[SUPPLIED MATERIAL]

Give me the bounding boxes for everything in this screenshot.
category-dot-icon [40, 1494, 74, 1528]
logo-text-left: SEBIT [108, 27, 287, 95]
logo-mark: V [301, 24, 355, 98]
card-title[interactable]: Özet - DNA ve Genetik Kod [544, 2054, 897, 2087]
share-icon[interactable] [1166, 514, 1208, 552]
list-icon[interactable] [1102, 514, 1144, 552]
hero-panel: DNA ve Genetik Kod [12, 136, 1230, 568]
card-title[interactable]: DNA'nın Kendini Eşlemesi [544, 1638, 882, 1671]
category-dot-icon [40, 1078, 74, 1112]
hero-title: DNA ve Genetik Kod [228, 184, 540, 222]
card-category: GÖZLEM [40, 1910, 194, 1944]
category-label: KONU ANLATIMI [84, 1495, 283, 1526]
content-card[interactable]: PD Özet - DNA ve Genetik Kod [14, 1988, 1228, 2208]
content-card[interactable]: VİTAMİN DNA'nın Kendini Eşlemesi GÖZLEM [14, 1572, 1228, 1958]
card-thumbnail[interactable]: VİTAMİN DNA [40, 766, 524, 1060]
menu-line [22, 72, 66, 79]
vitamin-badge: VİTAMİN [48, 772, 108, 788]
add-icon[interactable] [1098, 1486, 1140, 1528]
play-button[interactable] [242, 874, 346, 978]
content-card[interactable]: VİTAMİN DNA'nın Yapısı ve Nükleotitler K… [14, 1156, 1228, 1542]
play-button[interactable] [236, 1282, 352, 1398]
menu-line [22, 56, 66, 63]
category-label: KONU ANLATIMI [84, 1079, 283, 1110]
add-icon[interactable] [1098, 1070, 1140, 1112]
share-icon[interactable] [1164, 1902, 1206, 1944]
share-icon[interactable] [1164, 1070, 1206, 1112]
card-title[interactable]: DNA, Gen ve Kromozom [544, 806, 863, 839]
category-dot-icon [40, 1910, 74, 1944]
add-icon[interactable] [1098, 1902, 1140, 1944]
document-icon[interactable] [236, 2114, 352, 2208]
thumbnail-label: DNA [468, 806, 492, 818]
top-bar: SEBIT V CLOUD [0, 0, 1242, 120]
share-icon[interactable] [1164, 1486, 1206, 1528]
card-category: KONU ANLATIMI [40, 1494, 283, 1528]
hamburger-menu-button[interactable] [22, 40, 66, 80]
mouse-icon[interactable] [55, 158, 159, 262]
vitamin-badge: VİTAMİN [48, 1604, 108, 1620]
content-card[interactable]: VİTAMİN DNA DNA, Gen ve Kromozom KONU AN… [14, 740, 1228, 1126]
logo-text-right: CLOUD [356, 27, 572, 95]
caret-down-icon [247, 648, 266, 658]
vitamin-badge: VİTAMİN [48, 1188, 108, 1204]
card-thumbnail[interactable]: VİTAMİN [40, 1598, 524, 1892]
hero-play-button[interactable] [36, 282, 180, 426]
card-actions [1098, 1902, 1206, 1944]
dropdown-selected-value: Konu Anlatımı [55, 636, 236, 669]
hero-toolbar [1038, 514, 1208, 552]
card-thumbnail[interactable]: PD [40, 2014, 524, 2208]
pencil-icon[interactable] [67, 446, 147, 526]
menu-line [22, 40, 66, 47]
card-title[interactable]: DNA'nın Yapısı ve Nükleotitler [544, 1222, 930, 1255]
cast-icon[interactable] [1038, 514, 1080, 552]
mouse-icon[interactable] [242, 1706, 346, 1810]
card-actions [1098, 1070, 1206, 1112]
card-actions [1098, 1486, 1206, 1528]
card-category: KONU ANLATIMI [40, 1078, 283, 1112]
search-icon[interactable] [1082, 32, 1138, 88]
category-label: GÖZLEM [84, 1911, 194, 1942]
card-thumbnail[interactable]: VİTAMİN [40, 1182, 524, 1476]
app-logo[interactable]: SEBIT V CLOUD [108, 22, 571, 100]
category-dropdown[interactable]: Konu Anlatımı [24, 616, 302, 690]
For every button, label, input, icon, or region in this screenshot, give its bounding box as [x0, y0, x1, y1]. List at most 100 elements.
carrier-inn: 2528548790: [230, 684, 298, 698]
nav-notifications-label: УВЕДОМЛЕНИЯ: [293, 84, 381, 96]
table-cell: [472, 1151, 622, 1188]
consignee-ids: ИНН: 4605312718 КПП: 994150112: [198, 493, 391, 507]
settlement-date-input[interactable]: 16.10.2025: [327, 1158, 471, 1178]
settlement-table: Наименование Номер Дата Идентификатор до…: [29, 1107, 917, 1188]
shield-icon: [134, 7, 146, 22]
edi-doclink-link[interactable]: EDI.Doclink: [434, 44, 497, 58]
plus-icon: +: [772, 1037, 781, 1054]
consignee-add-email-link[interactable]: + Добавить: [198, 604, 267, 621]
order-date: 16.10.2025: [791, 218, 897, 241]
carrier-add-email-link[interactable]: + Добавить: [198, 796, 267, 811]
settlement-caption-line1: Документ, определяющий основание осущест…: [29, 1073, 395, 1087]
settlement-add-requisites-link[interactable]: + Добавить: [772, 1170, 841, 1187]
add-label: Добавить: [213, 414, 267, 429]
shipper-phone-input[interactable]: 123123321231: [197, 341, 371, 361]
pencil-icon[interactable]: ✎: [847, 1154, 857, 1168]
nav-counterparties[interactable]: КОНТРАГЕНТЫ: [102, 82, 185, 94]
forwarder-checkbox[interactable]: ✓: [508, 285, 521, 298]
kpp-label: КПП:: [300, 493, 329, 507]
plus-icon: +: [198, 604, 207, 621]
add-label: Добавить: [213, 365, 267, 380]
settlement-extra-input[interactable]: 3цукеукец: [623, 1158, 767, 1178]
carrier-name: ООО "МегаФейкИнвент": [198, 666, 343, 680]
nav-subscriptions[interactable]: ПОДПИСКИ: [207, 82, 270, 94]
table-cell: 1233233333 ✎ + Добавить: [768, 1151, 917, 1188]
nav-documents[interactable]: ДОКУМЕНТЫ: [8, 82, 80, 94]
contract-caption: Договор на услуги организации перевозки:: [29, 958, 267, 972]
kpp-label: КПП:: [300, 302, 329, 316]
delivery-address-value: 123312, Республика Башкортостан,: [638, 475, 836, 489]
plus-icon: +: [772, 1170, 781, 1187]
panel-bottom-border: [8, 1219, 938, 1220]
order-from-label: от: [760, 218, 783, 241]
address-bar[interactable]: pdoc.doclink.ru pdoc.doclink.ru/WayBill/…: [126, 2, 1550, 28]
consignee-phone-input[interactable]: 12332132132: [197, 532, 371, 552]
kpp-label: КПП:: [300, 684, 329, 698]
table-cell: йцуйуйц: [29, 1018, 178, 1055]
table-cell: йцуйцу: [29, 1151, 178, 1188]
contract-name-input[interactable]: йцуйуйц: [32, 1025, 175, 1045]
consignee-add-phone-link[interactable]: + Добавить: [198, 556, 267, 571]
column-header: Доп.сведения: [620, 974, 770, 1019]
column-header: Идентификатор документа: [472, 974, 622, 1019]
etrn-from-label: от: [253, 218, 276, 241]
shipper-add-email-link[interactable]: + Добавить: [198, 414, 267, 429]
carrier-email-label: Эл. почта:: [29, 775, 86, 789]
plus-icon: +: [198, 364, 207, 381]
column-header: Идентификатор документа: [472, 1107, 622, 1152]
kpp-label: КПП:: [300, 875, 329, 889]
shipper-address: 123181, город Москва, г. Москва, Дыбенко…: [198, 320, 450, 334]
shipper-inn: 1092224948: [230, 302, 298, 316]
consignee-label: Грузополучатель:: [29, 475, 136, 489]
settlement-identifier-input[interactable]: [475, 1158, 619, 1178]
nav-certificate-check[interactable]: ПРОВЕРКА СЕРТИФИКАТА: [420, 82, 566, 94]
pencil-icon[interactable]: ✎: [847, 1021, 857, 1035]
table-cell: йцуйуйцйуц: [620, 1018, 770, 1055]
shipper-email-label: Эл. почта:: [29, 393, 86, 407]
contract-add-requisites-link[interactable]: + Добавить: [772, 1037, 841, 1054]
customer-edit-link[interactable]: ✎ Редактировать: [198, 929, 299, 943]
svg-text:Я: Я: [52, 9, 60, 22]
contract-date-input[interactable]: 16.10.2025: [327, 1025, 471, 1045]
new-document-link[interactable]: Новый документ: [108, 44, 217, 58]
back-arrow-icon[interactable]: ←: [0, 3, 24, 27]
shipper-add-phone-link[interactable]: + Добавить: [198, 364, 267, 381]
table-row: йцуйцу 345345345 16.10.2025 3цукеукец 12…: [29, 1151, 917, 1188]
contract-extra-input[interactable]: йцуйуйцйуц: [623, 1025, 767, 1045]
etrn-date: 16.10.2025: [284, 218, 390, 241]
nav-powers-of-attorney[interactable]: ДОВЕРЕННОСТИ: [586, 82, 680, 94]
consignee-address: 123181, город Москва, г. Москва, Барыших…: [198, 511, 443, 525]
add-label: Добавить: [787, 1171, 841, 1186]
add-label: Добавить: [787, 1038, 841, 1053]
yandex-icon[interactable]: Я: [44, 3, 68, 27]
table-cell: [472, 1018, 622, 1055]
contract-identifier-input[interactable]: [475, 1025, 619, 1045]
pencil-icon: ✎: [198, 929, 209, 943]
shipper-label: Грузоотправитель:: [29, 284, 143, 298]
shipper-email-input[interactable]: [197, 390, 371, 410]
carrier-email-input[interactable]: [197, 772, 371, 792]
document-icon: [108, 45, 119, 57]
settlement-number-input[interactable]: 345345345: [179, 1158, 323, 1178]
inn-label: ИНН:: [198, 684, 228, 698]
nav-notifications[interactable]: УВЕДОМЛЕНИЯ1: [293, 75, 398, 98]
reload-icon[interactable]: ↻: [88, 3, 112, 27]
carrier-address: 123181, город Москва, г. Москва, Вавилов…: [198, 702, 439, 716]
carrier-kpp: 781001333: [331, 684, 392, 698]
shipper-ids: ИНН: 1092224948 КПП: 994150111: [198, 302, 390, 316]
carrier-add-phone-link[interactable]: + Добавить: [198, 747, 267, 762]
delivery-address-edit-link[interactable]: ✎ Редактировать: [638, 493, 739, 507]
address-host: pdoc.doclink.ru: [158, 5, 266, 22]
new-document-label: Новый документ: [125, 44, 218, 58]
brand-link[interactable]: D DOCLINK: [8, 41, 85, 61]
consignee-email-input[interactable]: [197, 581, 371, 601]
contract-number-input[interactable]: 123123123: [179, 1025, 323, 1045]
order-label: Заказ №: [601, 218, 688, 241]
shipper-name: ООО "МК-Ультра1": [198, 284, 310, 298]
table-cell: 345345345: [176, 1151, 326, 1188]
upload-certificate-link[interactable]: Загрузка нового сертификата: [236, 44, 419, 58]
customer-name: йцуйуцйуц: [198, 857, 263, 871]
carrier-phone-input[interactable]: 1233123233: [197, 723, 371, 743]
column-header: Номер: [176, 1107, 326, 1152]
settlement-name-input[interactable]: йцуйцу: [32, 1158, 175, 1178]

[PROBLEM TO SOLVE] Copy the listing from its first line through the line containing "vitamin-badge: VİTAMİN [48, 772, 108, 788]", switching "share-icon" to "export-icon" and leaving all else the same.

[OUTPUT]
Give me the bounding boxes for everything in this screenshot.
category-dot-icon [40, 1494, 74, 1528]
logo-text-left: SEBIT [108, 27, 287, 95]
logo-mark: V [301, 24, 355, 98]
card-title[interactable]: Özet - DNA ve Genetik Kod [544, 2054, 897, 2087]
export-icon[interactable] [1166, 514, 1208, 552]
list-icon[interactable] [1102, 514, 1144, 552]
hero-panel: DNA ve Genetik Kod [12, 136, 1230, 568]
card-title[interactable]: DNA'nın Kendini Eşlemesi [544, 1638, 882, 1671]
category-dot-icon [40, 1078, 74, 1112]
hero-title: DNA ve Genetik Kod [228, 184, 540, 222]
card-category: GÖZLEM [40, 1910, 194, 1944]
category-label: KONU ANLATIMI [84, 1495, 283, 1526]
content-card[interactable]: PD Özet - DNA ve Genetik Kod [14, 1988, 1228, 2208]
content-card[interactable]: VİTAMİN DNA'nın Kendini Eşlemesi GÖZLEM [14, 1572, 1228, 1958]
card-thumbnail[interactable]: VİTAMİN DNA [40, 766, 524, 1060]
menu-line [22, 72, 66, 79]
vitamin-badge: VİTAMİN [48, 772, 108, 788]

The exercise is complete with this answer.